# ITEMS
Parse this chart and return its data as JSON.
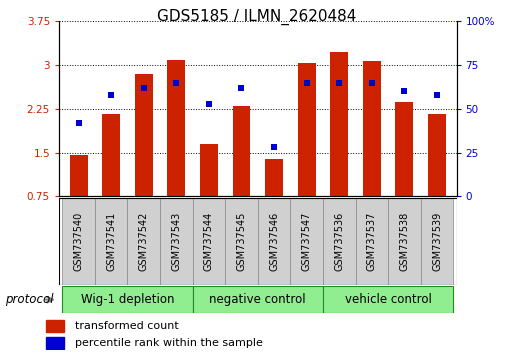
{
  "title": "GDS5185 / ILMN_2620484",
  "samples": [
    "GSM737540",
    "GSM737541",
    "GSM737542",
    "GSM737543",
    "GSM737544",
    "GSM737545",
    "GSM737546",
    "GSM737547",
    "GSM737536",
    "GSM737537",
    "GSM737538",
    "GSM737539"
  ],
  "bar_values": [
    1.46,
    2.17,
    2.85,
    3.08,
    1.64,
    2.3,
    1.4,
    3.03,
    3.22,
    3.07,
    2.36,
    2.17
  ],
  "dot_values": [
    42,
    58,
    62,
    65,
    53,
    62,
    28,
    65,
    65,
    65,
    60,
    58
  ],
  "ylim_left": [
    0.75,
    3.75
  ],
  "ylim_right": [
    0,
    100
  ],
  "yticks_left": [
    0.75,
    1.5,
    2.25,
    3.0,
    3.75
  ],
  "ytick_labels_left": [
    "0.75",
    "1.5",
    "2.25",
    "3",
    "3.75"
  ],
  "yticks_right": [
    0,
    25,
    50,
    75,
    100
  ],
  "ytick_labels_right": [
    "0",
    "25",
    "50",
    "75",
    "100%"
  ],
  "bar_color": "#cc2200",
  "dot_color": "#0000cc",
  "groups": [
    {
      "label": "Wig-1 depletion",
      "start": 0,
      "end": 4
    },
    {
      "label": "negative control",
      "start": 4,
      "end": 8
    },
    {
      "label": "vehicle control",
      "start": 8,
      "end": 12
    }
  ],
  "group_color": "#90ee90",
  "group_border_color": "#228B22",
  "protocol_label": "protocol",
  "legend_items": [
    {
      "color": "#cc2200",
      "label": "transformed count"
    },
    {
      "color": "#0000cc",
      "label": "percentile rank within the sample"
    }
  ],
  "left_tick_color": "#cc2200",
  "right_tick_color": "#0000cc",
  "bar_width": 0.55,
  "tick_label_fontsize": 7.5,
  "title_fontsize": 11,
  "group_label_fontsize": 8.5,
  "legend_fontsize": 8,
  "sample_label_fontsize": 7
}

# EXERCISE AIM
Give every line back word for word and leave the pictures out.

# SOLUTION FOR THIS TASK
Parse this chart and return its data as JSON.
{
  "title": "GDS5185 / ILMN_2620484",
  "samples": [
    "GSM737540",
    "GSM737541",
    "GSM737542",
    "GSM737543",
    "GSM737544",
    "GSM737545",
    "GSM737546",
    "GSM737547",
    "GSM737536",
    "GSM737537",
    "GSM737538",
    "GSM737539"
  ],
  "bar_values": [
    1.46,
    2.17,
    2.85,
    3.08,
    1.64,
    2.3,
    1.4,
    3.03,
    3.22,
    3.07,
    2.36,
    2.17
  ],
  "dot_values": [
    42,
    58,
    62,
    65,
    53,
    62,
    28,
    65,
    65,
    65,
    60,
    58
  ],
  "ylim_left": [
    0.75,
    3.75
  ],
  "ylim_right": [
    0,
    100
  ],
  "yticks_left": [
    0.75,
    1.5,
    2.25,
    3.0,
    3.75
  ],
  "ytick_labels_left": [
    "0.75",
    "1.5",
    "2.25",
    "3",
    "3.75"
  ],
  "yticks_right": [
    0,
    25,
    50,
    75,
    100
  ],
  "ytick_labels_right": [
    "0",
    "25",
    "50",
    "75",
    "100%"
  ],
  "bar_color": "#cc2200",
  "dot_color": "#0000cc",
  "groups": [
    {
      "label": "Wig-1 depletion",
      "start": 0,
      "end": 4
    },
    {
      "label": "negative control",
      "start": 4,
      "end": 8
    },
    {
      "label": "vehicle control",
      "start": 8,
      "end": 12
    }
  ],
  "group_color": "#90ee90",
  "group_border_color": "#228B22",
  "protocol_label": "protocol",
  "legend_items": [
    {
      "color": "#cc2200",
      "label": "transformed count"
    },
    {
      "color": "#0000cc",
      "label": "percentile rank within the sample"
    }
  ],
  "left_tick_color": "#cc2200",
  "right_tick_color": "#0000cc",
  "bar_width": 0.55,
  "tick_label_fontsize": 7.5,
  "title_fontsize": 11,
  "group_label_fontsize": 8.5,
  "legend_fontsize": 8,
  "sample_label_fontsize": 7
}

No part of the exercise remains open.